Start

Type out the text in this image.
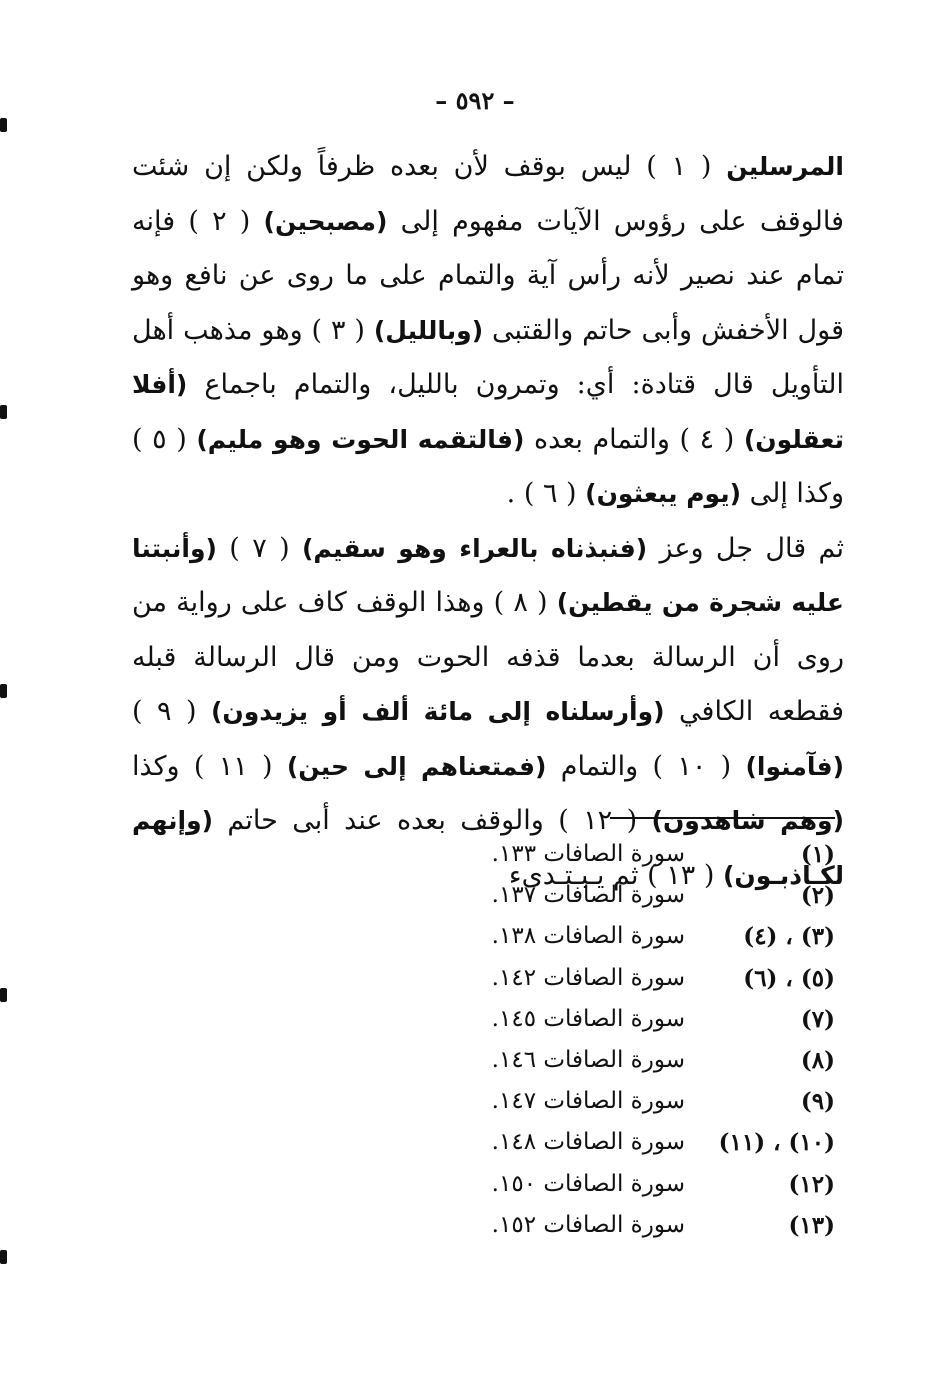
– ٥٩٢ –

المرسلين ( ١ ) ليس بوقف لأن بعده ظرفاً ولكن إن شئت فالوقف على رؤوس الآيات مفهوم إلى (مصبحين) ( ٢ ) فإنه تمام عند نصير لأنه رأس آية والتمام على ما روى عن نافع وهو قول الأخفش وأبى حاتم والقتبى (وبالليل) ( ٣ ) وهو مذهب أهل التأويل قال قتادة: أي: وتمرون بالليل، والتمام باجماع (أفلا تعقلون) ( ٤ ) والتمام بعده (فالتقمه الحوت وهو مليم) ( ٥ ) وكذا إلى (يوم يبعثون) ( ٦ ) .

ثم قال جل وعز (فنبذناه بالعراء وهو سقيم) ( ٧ ) (وأنبتنا عليه شجرة من يقطين) ( ٨ ) وهذا الوقف كاف على رواية من روى أن الرسالة بعدما قذفه الحوت ومن قال الرسالة قبله فقطعه الكافي (وأرسلناه إلى مائة ألف أو يزيدون) ( ٩ ) (فآمنوا) ( ١٠ ) والتمام (فمتعناهم إلى حين) ( ١١ ) وكذا (وهم شاهدون) ( ١٢ ) والوقف بعده عند أبى حاتم (وإنهم لكـاذبـون) ( ١٣ ) ثم يـبـتـدىء

(١)
سورة الصافات ١٣٣.
(٢)
سورة الصافات ١٣٧.
(٣) ، (٤)
سورة الصافات ١٣٨.
(٥) ، (٦)
سورة الصافات ١٤٢.
(٧)
سورة الصافات ١٤٥.
(٨)
سورة الصافات ١٤٦.
(٩)
سورة الصافات ١٤٧.
(١٠) ، (١١)
سورة الصافات ١٤٨.
(١٢)
سورة الصافات ١٥٠.
(١٣)
سورة الصافات ١٥٢.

End

Please transcribe the material above exactly as written. Leave the pictures out.

### Solved exercise
Type out the text in this image.
– ٥٩٢ –

المرسلين ( ١ ) ليس بوقف لأن بعده ظرفاً ولكن إن شئت فالوقف على رؤوس الآيات مفهوم إلى (مصبحين) ( ٢ ) فإنه تمام عند نصير لأنه رأس آية والتمام على ما روى عن نافع وهو قول الأخفش وأبى حاتم والقتبى (وبالليل) ( ٣ ) وهو مذهب أهل التأويل قال قتادة: أي: وتمرون بالليل، والتمام باجماع (أفلا تعقلون) ( ٤ ) والتمام بعده (فالتقمه الحوت وهو مليم) ( ٥ ) وكذا إلى (يوم يبعثون) ( ٦ ) .

ثم قال جل وعز (فنبذناه بالعراء وهو سقيم) ( ٧ ) (وأنبتنا عليه شجرة من يقطين) ( ٨ ) وهذا الوقف كاف على رواية من روى أن الرسالة بعدما قذفه الحوت ومن قال الرسالة قبله فقطعه الكافي (وأرسلناه إلى مائة ألف أو يزيدون) ( ٩ ) (فآمنوا) ( ١٠ ) والتمام (فمتعناهم إلى حين) ( ١١ ) وكذا (وهم شاهدون) ( ١٢ ) والوقف بعده عند أبى حاتم (وإنهم لكـاذبـون) ( ١٣ ) ثم يـبـتـدىء

(١)
سورة الصافات ١٣٣.
(٢)
سورة الصافات ١٣٧.
(٣) ، (٤)
سورة الصافات ١٣٨.
(٥) ، (٦)
سورة الصافات ١٤٢.
(٧)
سورة الصافات ١٤٥.
(٨)
سورة الصافات ١٤٦.
(٩)
سورة الصافات ١٤٧.
(١٠) ، (١١)
سورة الصافات ١٤٨.
(١٢)
سورة الصافات ١٥٠.
(١٣)
سورة الصافات ١٥٢.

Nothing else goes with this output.